Stored records:

· · · · ·

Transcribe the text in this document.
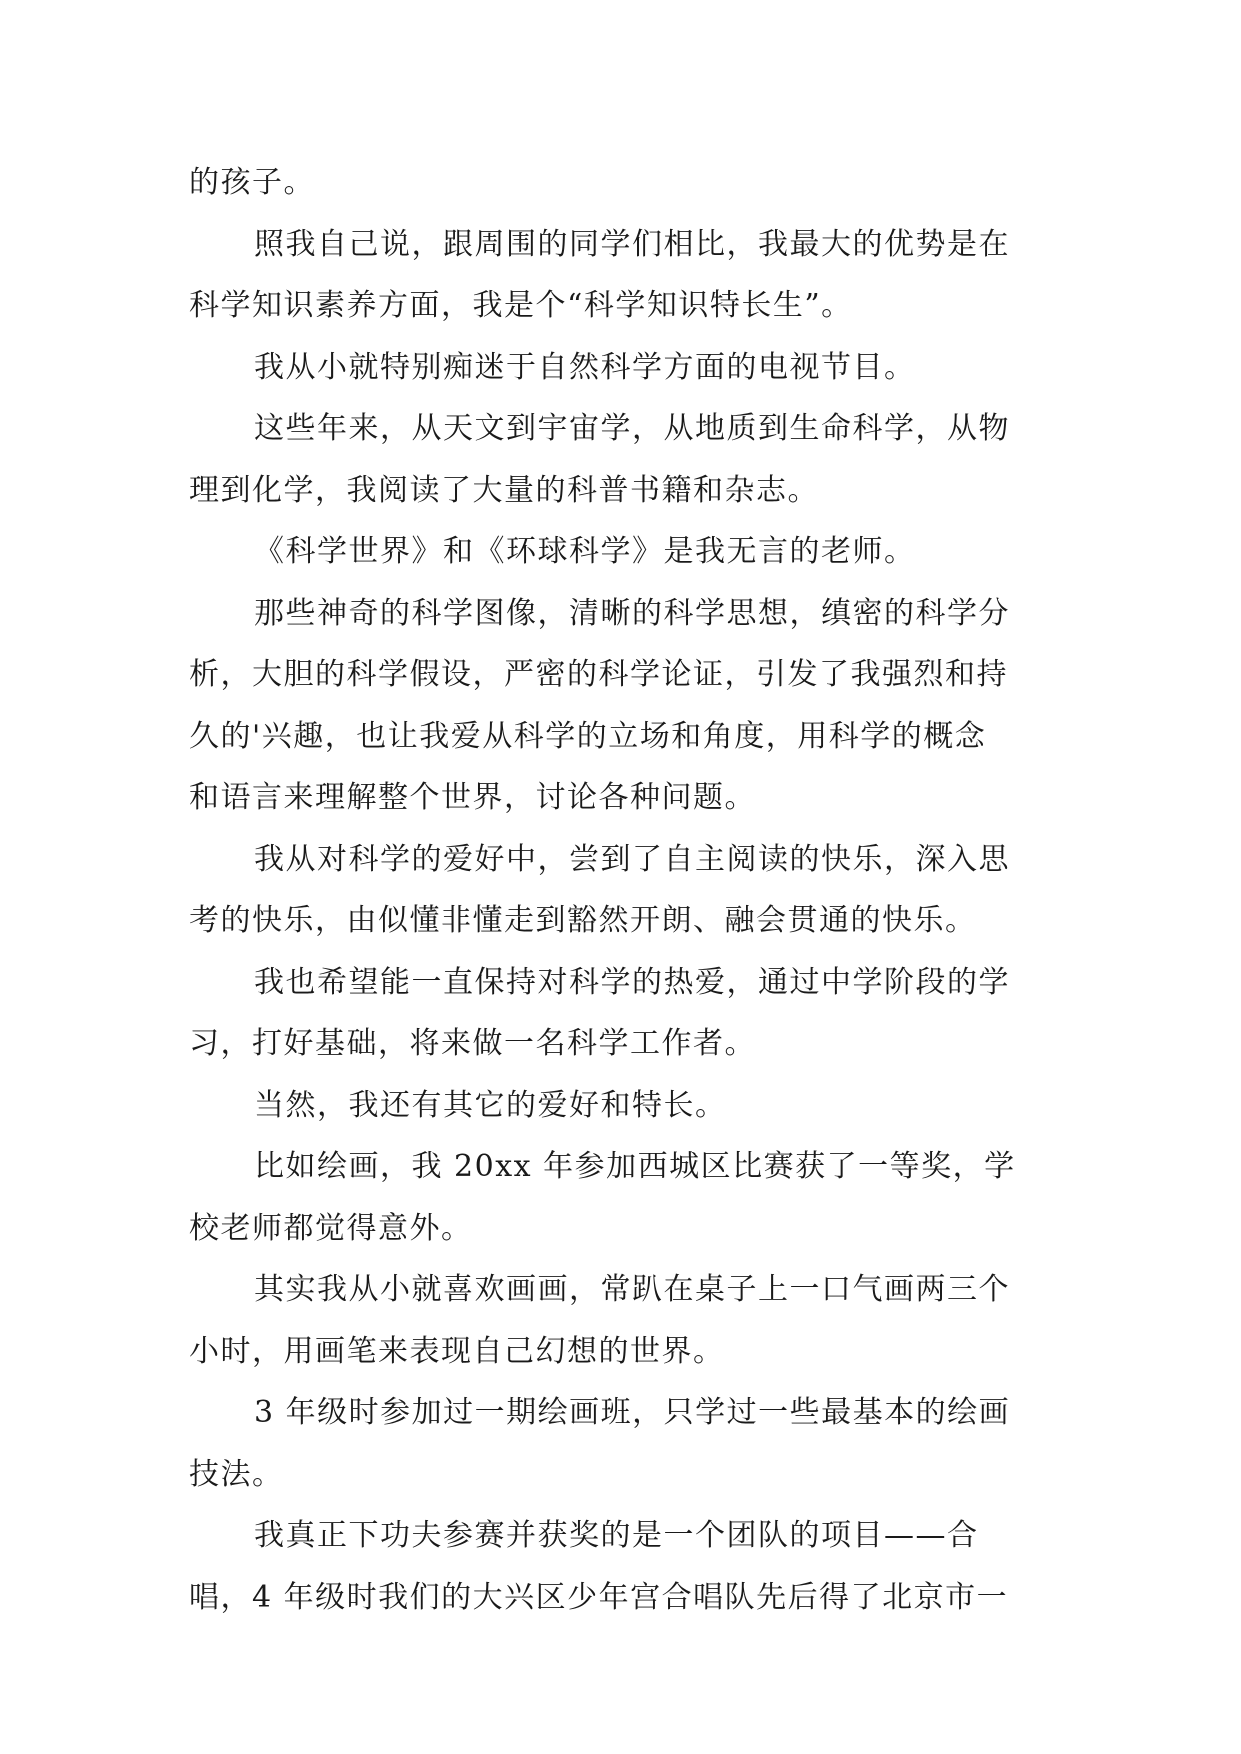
的孩子。
照我自己说，跟周围的同学们相比，我最大的优势是在
科学知识素养方面，我是个“科学知识特长生”。
我从小就特别痴迷于自然科学方面的电视节目。
这些年来，从天文到宇宙学，从地质到生命科学，从物
理到化学，我阅读了大量的科普书籍和杂志。
《科学世界》和《环球科学》是我无言的老师。
那些神奇的科学图像，清晰的科学思想，缜密的科学分
析，大胆的科学假设，严密的科学论证，引发了我强烈和持
久的'兴趣，也让我爱从科学的立场和角度，用科学的概念
和语言来理解整个世界，讨论各种问题。
我从对科学的爱好中，尝到了自主阅读的快乐，深入思
考的快乐，由似懂非懂走到豁然开朗、融会贯通的快乐。
我也希望能一直保持对科学的热爱，通过中学阶段的学
习，打好基础，将来做一名科学工作者。
当然，我还有其它的爱好和特长。
比如绘画，我 20xx 年参加西城区比赛获了一等奖，学
校老师都觉得意外。
其实我从小就喜欢画画，常趴在桌子上一口气画两三个
小时，用画笔来表现自己幻想的世界。
3 年级时参加过一期绘画班，只学过一些最基本的绘画
技法。
我真正下功夫参赛并获奖的是一个团队的项目——合
唱，4 年级时我们的大兴区少年宫合唱队先后得了北京市一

· · · · ·

**Goal**
Copy the entries above faithfully and omit every image.

**Response for this exercise**
Transcribe the text in this document.
的孩子。
照我自己说，跟周围的同学们相比，我最大的优势是在
科学知识素养方面，我是个“科学知识特长生”。
我从小就特别痴迷于自然科学方面的电视节目。
这些年来，从天文到宇宙学，从地质到生命科学，从物
理到化学，我阅读了大量的科普书籍和杂志。
《科学世界》和《环球科学》是我无言的老师。
那些神奇的科学图像，清晰的科学思想，缜密的科学分
析，大胆的科学假设，严密的科学论证，引发了我强烈和持
久的'兴趣，也让我爱从科学的立场和角度，用科学的概念
和语言来理解整个世界，讨论各种问题。
我从对科学的爱好中，尝到了自主阅读的快乐，深入思
考的快乐，由似懂非懂走到豁然开朗、融会贯通的快乐。
我也希望能一直保持对科学的热爱，通过中学阶段的学
习，打好基础，将来做一名科学工作者。
当然，我还有其它的爱好和特长。
比如绘画，我 20xx 年参加西城区比赛获了一等奖，学
校老师都觉得意外。
其实我从小就喜欢画画，常趴在桌子上一口气画两三个
小时，用画笔来表现自己幻想的世界。
3 年级时参加过一期绘画班，只学过一些最基本的绘画
技法。
我真正下功夫参赛并获奖的是一个团队的项目——合
唱，4 年级时我们的大兴区少年宫合唱队先后得了北京市一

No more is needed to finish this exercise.